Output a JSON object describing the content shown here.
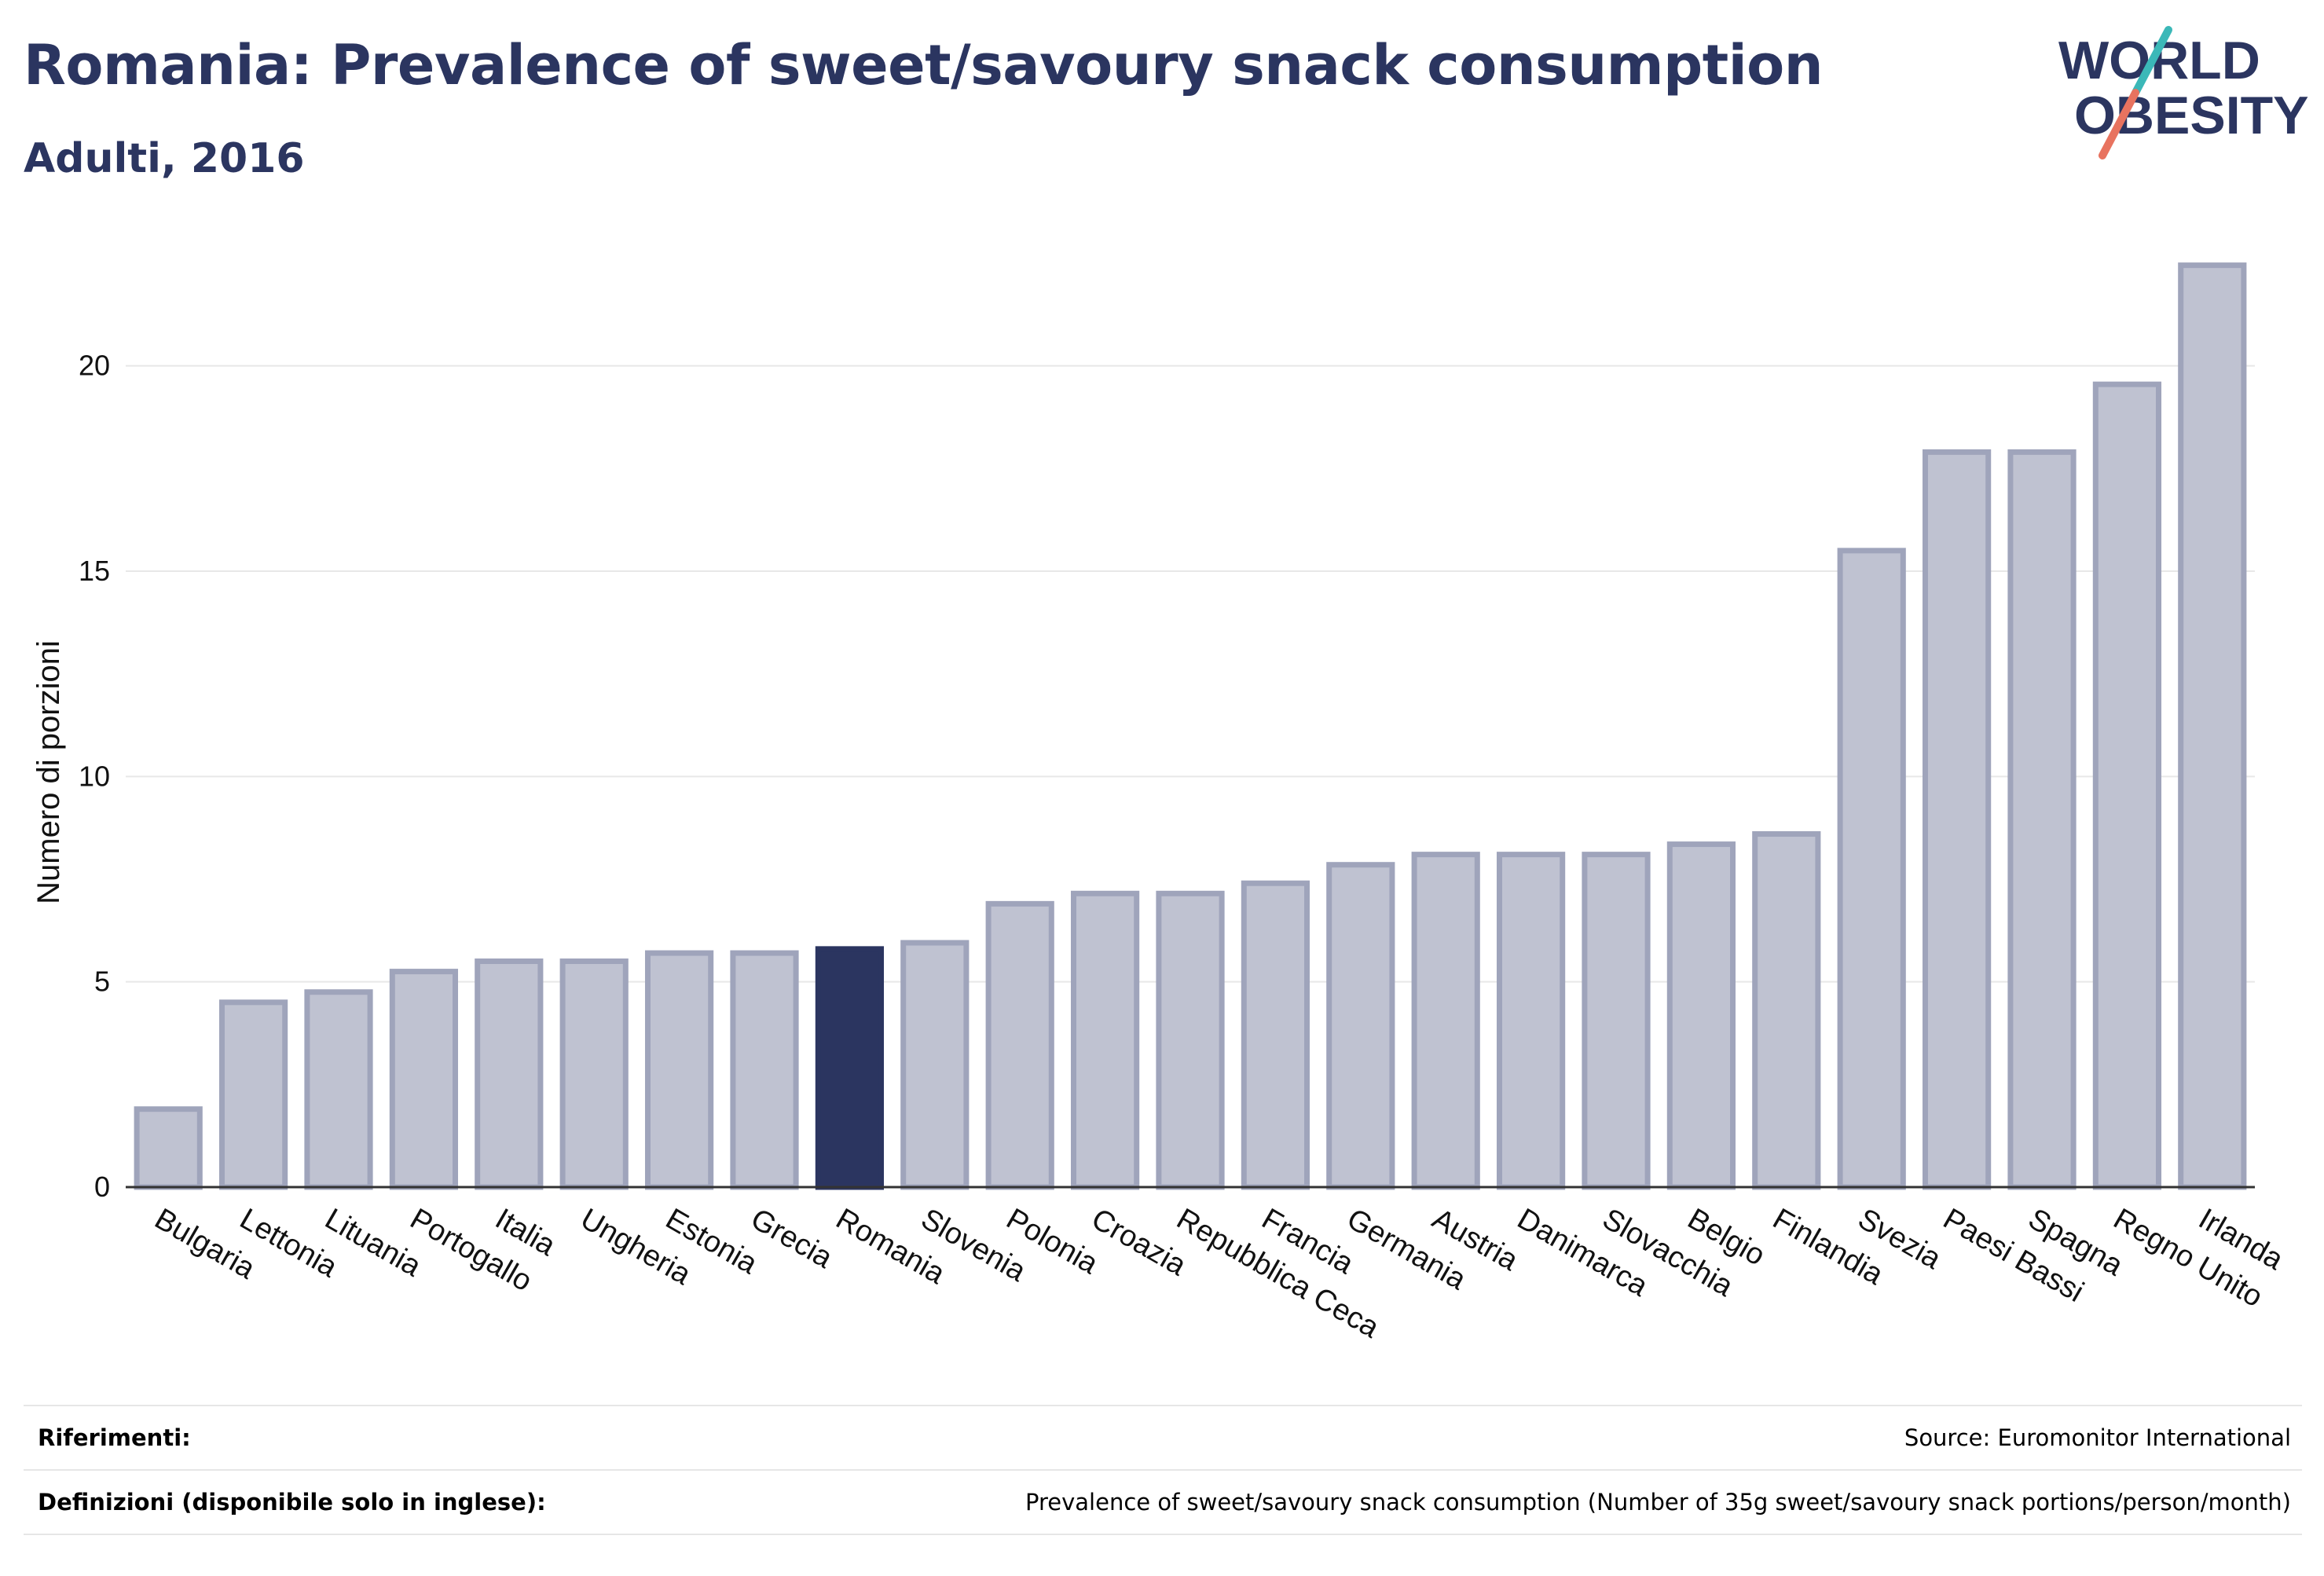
{
  "header": {
    "title": "Romania: Prevalence of sweet/savoury snack consumption",
    "subtitle": "Adulti, 2016"
  },
  "logo": {
    "line1": "WORLD",
    "line2": "OBESITY",
    "colors": {
      "text": "#2b3560",
      "slash_teal": "#3bb8b8",
      "slash_coral": "#e8735f"
    }
  },
  "colors": {
    "bar_fill": "#bfc2d1",
    "bar_stroke": "#9fa4bb",
    "highlight_fill": "#2b3560",
    "grid": "#e8e8e8",
    "axis": "#333333"
  },
  "chart_data": {
    "type": "bar",
    "ylabel": "Numero di porzioni",
    "xlabel": "",
    "ylim": [
      0,
      22.5
    ],
    "yticks": [
      0,
      5,
      10,
      15,
      20
    ],
    "grid": true,
    "highlight": "Romania",
    "categories": [
      "Bulgaria",
      "Lettonia",
      "Lituania",
      "Portogallo",
      "Italia",
      "Ungheria",
      "Estonia",
      "Grecia",
      "Romania",
      "Slovenia",
      "Polonia",
      "Croazia",
      "Repubblica Ceca",
      "Francia",
      "Germania",
      "Austria",
      "Danimarca",
      "Slovacchia",
      "Belgio",
      "Finlandia",
      "Svezia",
      "Paesi Bassi",
      "Spagna",
      "Regno Unito",
      "Irlanda"
    ],
    "values": [
      1.9,
      4.5,
      4.75,
      5.25,
      5.5,
      5.5,
      5.7,
      5.7,
      5.8,
      5.95,
      6.9,
      7.15,
      7.15,
      7.4,
      7.85,
      8.1,
      8.1,
      8.1,
      8.35,
      8.6,
      15.5,
      17.9,
      17.9,
      19.55,
      22.45
    ]
  },
  "footer": {
    "references_label": "Riferimenti:",
    "references_value": "Source: Euromonitor International",
    "definitions_label": "Definizioni (disponibile solo in inglese):",
    "definitions_value": "Prevalence of sweet/savoury snack consumption (Number of 35g sweet/savoury snack portions/person/month)"
  }
}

################

_EXERCISE GOAL_:
Check each line of the records for "consumption" and copy the ones that contain it.

_COMPLETED EXERCISE_:
    "title": "Romania: Prevalence of sweet/savoury snack consumption",
    "definitions_value": "Prevalence of sweet/savoury snack consumption (Number of 35g sweet/savoury snack portions/person/month)"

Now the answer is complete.